* **RECORD EXTRACTS**:
* * * * *

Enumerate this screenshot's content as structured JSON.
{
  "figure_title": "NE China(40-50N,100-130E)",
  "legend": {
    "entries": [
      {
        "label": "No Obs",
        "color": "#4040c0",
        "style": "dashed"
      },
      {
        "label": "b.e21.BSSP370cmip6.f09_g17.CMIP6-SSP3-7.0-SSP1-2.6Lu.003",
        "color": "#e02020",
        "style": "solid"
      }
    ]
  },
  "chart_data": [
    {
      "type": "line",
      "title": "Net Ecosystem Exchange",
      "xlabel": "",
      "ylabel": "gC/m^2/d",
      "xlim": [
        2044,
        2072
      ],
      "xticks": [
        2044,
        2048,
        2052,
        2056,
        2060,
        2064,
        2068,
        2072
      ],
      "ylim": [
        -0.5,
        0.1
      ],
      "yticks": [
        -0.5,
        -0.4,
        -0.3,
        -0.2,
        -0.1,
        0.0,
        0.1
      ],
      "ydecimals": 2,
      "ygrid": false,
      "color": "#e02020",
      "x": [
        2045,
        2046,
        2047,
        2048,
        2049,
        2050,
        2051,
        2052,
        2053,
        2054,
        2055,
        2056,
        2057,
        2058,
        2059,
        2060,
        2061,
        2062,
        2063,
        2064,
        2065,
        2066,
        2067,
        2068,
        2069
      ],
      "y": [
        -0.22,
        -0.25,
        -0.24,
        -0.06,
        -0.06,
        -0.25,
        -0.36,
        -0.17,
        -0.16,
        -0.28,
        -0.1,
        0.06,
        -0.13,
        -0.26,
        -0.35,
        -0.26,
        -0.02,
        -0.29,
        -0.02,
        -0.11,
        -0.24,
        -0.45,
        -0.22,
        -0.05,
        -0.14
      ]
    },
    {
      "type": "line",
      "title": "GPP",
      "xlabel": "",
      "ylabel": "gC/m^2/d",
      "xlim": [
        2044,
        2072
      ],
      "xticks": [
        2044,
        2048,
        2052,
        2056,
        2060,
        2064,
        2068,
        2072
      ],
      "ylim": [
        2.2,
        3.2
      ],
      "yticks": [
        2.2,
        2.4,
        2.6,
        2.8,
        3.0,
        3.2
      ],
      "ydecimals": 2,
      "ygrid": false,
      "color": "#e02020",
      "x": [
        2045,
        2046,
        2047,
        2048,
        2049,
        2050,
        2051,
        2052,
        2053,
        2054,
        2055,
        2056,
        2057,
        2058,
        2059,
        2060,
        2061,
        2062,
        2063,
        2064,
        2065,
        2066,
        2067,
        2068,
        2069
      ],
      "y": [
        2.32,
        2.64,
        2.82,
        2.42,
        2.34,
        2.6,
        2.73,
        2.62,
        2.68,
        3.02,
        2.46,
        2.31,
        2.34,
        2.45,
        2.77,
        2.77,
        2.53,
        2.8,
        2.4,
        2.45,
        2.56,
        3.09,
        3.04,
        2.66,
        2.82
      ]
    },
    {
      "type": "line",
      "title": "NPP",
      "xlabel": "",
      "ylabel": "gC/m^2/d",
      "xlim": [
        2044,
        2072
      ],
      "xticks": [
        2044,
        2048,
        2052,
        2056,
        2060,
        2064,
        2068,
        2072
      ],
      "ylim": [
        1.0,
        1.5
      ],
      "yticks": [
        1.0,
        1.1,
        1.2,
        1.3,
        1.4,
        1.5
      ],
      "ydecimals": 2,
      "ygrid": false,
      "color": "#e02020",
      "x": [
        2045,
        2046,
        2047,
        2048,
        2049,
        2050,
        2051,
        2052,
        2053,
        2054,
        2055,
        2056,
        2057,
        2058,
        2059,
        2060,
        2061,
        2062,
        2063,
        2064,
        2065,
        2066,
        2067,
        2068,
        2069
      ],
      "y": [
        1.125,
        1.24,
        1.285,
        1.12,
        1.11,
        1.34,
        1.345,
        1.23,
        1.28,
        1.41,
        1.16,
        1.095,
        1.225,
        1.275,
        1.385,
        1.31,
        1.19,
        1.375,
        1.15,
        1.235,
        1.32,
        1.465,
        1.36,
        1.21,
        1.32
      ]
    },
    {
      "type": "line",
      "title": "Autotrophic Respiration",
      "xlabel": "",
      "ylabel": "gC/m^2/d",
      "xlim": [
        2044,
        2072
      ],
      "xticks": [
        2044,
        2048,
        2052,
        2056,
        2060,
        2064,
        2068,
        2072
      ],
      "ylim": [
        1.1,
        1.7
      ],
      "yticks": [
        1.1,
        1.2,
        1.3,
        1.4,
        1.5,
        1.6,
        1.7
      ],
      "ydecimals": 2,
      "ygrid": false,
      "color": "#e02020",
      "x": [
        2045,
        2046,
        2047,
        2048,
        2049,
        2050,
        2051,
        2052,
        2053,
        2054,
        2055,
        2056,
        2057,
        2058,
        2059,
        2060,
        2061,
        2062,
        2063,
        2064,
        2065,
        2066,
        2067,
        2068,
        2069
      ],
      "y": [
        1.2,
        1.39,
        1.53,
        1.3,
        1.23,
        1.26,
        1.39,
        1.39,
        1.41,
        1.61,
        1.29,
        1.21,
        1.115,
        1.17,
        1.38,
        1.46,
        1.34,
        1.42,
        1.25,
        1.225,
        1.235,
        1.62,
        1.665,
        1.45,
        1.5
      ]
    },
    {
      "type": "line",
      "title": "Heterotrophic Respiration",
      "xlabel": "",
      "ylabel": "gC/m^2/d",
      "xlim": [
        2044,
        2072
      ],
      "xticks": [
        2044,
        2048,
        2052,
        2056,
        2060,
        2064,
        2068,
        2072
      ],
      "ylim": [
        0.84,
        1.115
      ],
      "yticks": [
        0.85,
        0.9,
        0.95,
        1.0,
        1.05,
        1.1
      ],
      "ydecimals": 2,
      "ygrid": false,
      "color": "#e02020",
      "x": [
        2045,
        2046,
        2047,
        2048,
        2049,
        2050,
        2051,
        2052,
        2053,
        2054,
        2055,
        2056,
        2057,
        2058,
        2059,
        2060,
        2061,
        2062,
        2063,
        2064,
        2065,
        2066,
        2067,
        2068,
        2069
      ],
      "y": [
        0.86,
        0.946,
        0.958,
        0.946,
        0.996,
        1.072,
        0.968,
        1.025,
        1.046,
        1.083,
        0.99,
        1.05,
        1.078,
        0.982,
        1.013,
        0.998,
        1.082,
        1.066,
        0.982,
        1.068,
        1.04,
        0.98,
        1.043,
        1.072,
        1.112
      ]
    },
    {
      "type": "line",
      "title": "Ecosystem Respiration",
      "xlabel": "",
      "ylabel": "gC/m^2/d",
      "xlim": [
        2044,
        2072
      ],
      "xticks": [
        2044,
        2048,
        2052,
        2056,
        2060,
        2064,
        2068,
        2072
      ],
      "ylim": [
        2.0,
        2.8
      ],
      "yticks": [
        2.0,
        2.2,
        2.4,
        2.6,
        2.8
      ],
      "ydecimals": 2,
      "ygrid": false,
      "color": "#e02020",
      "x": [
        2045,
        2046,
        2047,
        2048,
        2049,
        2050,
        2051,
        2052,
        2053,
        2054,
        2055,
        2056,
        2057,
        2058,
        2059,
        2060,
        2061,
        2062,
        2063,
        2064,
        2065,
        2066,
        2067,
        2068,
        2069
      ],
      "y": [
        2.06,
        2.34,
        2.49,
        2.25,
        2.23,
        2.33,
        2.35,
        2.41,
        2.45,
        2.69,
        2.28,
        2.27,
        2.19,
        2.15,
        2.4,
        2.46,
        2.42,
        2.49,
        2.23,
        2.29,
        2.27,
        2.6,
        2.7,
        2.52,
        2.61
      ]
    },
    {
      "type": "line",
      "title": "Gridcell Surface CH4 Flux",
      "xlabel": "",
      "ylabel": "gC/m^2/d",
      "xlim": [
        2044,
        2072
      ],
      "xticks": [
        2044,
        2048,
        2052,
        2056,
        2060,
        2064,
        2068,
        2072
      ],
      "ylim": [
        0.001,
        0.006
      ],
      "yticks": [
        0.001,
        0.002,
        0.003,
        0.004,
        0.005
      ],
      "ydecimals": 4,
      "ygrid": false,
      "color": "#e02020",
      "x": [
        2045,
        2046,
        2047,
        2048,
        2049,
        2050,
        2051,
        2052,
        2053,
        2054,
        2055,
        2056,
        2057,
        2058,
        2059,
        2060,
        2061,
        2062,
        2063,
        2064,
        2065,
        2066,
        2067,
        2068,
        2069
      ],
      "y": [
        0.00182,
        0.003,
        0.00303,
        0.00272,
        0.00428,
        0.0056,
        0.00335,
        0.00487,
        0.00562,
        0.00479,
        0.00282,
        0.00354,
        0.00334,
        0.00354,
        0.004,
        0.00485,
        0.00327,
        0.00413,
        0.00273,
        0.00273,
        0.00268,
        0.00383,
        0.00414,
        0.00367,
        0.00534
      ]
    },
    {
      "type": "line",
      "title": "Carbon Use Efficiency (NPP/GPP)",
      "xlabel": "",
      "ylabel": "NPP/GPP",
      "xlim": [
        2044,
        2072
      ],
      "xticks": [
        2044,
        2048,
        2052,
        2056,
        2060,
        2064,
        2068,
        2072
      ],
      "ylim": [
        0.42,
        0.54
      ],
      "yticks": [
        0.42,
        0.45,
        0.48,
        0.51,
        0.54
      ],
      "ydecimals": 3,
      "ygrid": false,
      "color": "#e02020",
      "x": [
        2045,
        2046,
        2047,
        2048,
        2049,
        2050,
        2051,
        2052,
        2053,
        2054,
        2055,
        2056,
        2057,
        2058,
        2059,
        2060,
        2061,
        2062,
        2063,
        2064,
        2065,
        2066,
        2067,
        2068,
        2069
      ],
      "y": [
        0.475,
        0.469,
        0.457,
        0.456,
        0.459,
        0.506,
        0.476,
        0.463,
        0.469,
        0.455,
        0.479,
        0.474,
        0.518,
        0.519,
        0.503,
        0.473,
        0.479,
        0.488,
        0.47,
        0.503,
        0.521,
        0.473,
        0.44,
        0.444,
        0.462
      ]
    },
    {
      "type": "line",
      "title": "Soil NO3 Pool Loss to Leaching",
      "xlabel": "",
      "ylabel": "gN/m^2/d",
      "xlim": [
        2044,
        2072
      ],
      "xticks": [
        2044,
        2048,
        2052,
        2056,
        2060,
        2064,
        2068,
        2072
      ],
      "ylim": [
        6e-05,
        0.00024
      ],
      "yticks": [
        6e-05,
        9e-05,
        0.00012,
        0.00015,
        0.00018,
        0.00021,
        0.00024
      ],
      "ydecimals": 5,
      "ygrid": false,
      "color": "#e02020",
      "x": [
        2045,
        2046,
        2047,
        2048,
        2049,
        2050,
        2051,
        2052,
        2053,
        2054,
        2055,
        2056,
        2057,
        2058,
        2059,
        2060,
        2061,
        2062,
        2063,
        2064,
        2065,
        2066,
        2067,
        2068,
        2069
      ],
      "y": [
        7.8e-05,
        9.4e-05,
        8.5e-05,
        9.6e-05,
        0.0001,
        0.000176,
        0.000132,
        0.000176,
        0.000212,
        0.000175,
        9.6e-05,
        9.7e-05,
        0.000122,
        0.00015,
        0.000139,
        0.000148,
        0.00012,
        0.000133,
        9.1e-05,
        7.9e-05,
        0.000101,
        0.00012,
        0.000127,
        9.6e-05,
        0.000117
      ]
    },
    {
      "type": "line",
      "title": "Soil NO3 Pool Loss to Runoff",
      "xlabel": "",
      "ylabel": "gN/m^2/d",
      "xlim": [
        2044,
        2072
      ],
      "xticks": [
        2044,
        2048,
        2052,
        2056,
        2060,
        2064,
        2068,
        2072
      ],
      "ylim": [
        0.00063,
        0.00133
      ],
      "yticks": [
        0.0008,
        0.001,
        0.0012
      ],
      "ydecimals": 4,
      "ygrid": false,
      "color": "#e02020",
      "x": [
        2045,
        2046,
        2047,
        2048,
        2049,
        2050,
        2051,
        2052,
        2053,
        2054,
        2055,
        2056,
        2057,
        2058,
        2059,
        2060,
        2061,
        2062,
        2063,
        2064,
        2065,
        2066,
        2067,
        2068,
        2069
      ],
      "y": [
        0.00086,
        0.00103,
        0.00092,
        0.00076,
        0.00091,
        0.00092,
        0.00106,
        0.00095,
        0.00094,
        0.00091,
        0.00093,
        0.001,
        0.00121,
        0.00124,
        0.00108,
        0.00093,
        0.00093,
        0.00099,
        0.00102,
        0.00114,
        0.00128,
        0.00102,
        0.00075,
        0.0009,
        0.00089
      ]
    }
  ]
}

* * * * *

* **WHAT YOU NEED TO DO**:
Search the records for the word "Ecosystem" and copy every line where it occurs.

* **COMPLETE RESPONSE**:
      "title": "Net Ecosystem Exchange",
      "title": "Ecosystem Respiration",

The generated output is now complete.